--- Start of RECORDS FOR THIS EXERCISE ---

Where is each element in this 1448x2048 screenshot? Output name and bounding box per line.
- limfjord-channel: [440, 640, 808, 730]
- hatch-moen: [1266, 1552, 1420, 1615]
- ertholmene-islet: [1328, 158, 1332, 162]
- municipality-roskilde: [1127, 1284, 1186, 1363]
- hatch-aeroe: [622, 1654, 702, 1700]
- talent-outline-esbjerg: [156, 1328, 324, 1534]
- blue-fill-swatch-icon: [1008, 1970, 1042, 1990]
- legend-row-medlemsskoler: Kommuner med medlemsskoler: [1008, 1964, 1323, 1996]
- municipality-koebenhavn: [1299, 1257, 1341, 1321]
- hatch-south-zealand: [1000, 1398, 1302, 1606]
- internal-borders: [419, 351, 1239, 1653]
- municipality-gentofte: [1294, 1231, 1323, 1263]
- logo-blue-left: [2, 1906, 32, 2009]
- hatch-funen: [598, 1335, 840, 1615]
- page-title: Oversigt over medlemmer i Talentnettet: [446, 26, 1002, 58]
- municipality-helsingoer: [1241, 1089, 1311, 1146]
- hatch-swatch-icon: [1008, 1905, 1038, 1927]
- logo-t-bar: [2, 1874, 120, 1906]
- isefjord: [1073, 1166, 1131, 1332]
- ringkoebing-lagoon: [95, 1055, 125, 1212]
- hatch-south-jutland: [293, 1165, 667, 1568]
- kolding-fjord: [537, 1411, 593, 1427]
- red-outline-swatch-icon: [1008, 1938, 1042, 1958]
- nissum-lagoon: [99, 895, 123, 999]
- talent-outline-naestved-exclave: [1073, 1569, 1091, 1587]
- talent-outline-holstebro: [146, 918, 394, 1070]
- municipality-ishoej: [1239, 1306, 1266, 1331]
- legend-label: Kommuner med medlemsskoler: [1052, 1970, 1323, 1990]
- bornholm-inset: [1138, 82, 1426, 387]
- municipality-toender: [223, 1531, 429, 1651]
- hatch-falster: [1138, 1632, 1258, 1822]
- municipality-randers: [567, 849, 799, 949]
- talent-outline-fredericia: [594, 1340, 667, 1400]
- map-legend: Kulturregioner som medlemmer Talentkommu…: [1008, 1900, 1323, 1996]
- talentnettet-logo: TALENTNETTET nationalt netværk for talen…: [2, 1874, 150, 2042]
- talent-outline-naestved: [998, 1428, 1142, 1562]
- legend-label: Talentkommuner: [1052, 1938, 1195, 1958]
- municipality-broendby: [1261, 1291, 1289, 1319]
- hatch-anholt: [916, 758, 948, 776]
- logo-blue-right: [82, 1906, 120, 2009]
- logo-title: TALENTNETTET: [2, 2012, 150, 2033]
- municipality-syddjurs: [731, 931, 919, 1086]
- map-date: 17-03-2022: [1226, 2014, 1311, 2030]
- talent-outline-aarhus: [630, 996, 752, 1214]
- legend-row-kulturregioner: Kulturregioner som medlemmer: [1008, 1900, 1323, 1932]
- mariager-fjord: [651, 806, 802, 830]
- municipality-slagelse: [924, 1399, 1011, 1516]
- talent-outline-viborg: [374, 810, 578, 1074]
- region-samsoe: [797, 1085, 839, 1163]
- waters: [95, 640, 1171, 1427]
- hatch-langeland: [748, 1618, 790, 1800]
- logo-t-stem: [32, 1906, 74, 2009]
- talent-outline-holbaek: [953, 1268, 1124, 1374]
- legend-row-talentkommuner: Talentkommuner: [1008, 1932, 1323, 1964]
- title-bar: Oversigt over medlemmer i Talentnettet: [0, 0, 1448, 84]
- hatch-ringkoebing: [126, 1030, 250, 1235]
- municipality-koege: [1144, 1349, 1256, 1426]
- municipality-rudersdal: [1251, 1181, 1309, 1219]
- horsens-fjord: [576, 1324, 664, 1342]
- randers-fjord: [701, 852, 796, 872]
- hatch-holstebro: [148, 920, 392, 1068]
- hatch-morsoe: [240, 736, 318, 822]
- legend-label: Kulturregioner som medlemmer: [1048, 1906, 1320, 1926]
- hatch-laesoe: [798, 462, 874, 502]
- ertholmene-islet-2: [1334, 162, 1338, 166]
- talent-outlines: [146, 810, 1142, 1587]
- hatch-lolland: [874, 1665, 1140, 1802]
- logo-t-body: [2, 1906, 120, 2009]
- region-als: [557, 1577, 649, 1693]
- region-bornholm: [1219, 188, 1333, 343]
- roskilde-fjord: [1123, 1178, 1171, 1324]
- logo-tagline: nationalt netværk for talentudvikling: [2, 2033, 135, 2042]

--- End of RECORDS FOR THIS EXERCISE ---

● **SHORT TASK**
Rename "legend-label" to "legend-caption" wherever it occurs across all of the entries, and reproduce the entries with nothing else altered.

● **EXERCISE RESPONSE**
Where is each element in this 1448x2048 screenshot? Output name and bounding box per line.
- limfjord-channel: [440, 640, 808, 730]
- hatch-moen: [1266, 1552, 1420, 1615]
- ertholmene-islet: [1328, 158, 1332, 162]
- municipality-roskilde: [1127, 1284, 1186, 1363]
- hatch-aeroe: [622, 1654, 702, 1700]
- talent-outline-esbjerg: [156, 1328, 324, 1534]
- blue-fill-swatch-icon: [1008, 1970, 1042, 1990]
- legend-row-medlemsskoler: Kommuner med medlemsskoler: [1008, 1964, 1323, 1996]
- municipality-koebenhavn: [1299, 1257, 1341, 1321]
- hatch-south-zealand: [1000, 1398, 1302, 1606]
- internal-borders: [419, 351, 1239, 1653]
- municipality-gentofte: [1294, 1231, 1323, 1263]
- logo-blue-left: [2, 1906, 32, 2009]
- hatch-funen: [598, 1335, 840, 1615]
- page-title: Oversigt over medlemmer i Talentnettet: [446, 26, 1002, 58]
- municipality-helsingoer: [1241, 1089, 1311, 1146]
- hatch-swatch-icon: [1008, 1905, 1038, 1927]
- logo-t-bar: [2, 1874, 120, 1906]
- isefjord: [1073, 1166, 1131, 1332]
- ringkoebing-lagoon: [95, 1055, 125, 1212]
- hatch-south-jutland: [293, 1165, 667, 1568]
- kolding-fjord: [537, 1411, 593, 1427]
- red-outline-swatch-icon: [1008, 1938, 1042, 1958]
- nissum-lagoon: [99, 895, 123, 999]
- talent-outline-naestved-exclave: [1073, 1569, 1091, 1587]
- talent-outline-holstebro: [146, 918, 394, 1070]
- municipality-ishoej: [1239, 1306, 1266, 1331]
- legend-caption: Kommuner med medlemsskoler: [1052, 1970, 1323, 1990]
- bornholm-inset: [1138, 82, 1426, 387]
- municipality-toender: [223, 1531, 429, 1651]
- hatch-falster: [1138, 1632, 1258, 1822]
- municipality-randers: [567, 849, 799, 949]
- talent-outline-fredericia: [594, 1340, 667, 1400]
- map-legend: Kulturregioner som medlemmer Talentkommu…: [1008, 1900, 1323, 1996]
- talentnettet-logo: TALENTNETTET nationalt netværk for talen…: [2, 1874, 150, 2042]
- talent-outline-naestved: [998, 1428, 1142, 1562]
- legend-caption: Talentkommuner: [1052, 1938, 1195, 1958]
- municipality-broendby: [1261, 1291, 1289, 1319]
- hatch-anholt: [916, 758, 948, 776]
- logo-blue-right: [82, 1906, 120, 2009]
- logo-title: TALENTNETTET: [2, 2012, 150, 2033]
- municipality-syddjurs: [731, 931, 919, 1086]
- map-date: 17-03-2022: [1226, 2014, 1311, 2030]
- talent-outline-aarhus: [630, 996, 752, 1214]
- legend-row-kulturregioner: Kulturregioner som medlemmer: [1008, 1900, 1323, 1932]
- mariager-fjord: [651, 806, 802, 830]
- municipality-slagelse: [924, 1399, 1011, 1516]
- talent-outline-viborg: [374, 810, 578, 1074]
- region-samsoe: [797, 1085, 839, 1163]
- waters: [95, 640, 1171, 1427]
- hatch-langeland: [748, 1618, 790, 1800]
- logo-t-stem: [32, 1906, 74, 2009]
- talent-outline-holbaek: [953, 1268, 1124, 1374]
- legend-row-talentkommuner: Talentkommuner: [1008, 1932, 1323, 1964]
- title-bar: Oversigt over medlemmer i Talentnettet: [0, 0, 1448, 84]
- hatch-ringkoebing: [126, 1030, 250, 1235]
- municipality-koege: [1144, 1349, 1256, 1426]
- municipality-rudersdal: [1251, 1181, 1309, 1219]
- horsens-fjord: [576, 1324, 664, 1342]
- randers-fjord: [701, 852, 796, 872]
- hatch-holstebro: [148, 920, 392, 1068]
- hatch-morsoe: [240, 736, 318, 822]
- legend-caption: Kulturregioner som medlemmer: [1048, 1906, 1320, 1926]
- hatch-laesoe: [798, 462, 874, 502]
- ertholmene-islet-2: [1334, 162, 1338, 166]
- talent-outlines: [146, 810, 1142, 1587]
- hatch-lolland: [874, 1665, 1140, 1802]
- logo-t-body: [2, 1906, 120, 2009]
- region-als: [557, 1577, 649, 1693]
- region-bornholm: [1219, 188, 1333, 343]
- roskilde-fjord: [1123, 1178, 1171, 1324]
- logo-tagline: nationalt netværk for talentudvikling: [2, 2033, 135, 2042]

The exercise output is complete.